* _Work to complete_
Everything from the line with "Reverse-engineer this chart into JSON." through the last line of the records below should be copied exactly, both ends included.

[start Dataset extract]

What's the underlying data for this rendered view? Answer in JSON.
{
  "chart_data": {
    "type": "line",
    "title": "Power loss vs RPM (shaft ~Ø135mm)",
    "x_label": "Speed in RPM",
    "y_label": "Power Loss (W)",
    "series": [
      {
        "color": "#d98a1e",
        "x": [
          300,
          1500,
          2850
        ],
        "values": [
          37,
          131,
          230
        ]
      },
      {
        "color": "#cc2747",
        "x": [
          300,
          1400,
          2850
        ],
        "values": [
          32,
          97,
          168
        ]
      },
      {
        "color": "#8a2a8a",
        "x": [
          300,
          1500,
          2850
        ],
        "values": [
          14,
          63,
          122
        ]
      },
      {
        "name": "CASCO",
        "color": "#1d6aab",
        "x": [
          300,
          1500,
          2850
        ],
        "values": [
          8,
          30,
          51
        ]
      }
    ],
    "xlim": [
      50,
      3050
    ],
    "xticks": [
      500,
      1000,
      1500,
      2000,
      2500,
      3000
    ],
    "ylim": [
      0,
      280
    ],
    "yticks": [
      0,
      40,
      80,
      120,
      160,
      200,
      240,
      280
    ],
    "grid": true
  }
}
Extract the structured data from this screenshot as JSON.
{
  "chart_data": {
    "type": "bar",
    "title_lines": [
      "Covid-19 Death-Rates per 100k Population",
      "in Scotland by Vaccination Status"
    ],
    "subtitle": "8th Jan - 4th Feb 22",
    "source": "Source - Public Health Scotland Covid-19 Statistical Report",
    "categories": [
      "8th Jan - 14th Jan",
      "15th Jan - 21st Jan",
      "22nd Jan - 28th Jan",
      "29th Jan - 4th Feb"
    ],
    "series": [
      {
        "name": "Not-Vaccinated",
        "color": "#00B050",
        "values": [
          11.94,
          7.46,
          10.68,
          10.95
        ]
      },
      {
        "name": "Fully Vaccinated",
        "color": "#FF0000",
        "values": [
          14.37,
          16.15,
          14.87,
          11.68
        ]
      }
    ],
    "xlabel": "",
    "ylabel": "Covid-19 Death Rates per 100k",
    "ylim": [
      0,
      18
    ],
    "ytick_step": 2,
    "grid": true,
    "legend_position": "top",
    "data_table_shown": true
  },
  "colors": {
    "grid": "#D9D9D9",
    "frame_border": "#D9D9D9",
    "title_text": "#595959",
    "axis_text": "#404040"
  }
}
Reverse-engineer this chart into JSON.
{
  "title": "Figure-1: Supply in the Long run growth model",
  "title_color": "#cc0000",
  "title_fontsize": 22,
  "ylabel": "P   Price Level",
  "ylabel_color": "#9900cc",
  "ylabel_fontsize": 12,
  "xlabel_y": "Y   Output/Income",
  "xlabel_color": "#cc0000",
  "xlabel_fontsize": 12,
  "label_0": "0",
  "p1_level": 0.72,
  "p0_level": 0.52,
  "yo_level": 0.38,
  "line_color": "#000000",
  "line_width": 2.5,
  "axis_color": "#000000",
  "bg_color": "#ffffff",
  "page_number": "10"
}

[end Dataset extract]

* _The answer_
Reverse-engineer this chart into JSON.
{
  "title": "Figure-1: Supply in the Long run growth model",
  "title_color": "#cc0000",
  "title_fontsize": 22,
  "ylabel": "P   Price Level",
  "ylabel_color": "#9900cc",
  "ylabel_fontsize": 12,
  "xlabel_y": "Y   Output/Income",
  "xlabel_color": "#cc0000",
  "xlabel_fontsize": 12,
  "label_0": "0",
  "p1_level": 0.72,
  "p0_level": 0.52,
  "yo_level": 0.38,
  "line_color": "#000000",
  "line_width": 2.5,
  "axis_color": "#000000",
  "bg_color": "#ffffff",
  "page_number": "10"
}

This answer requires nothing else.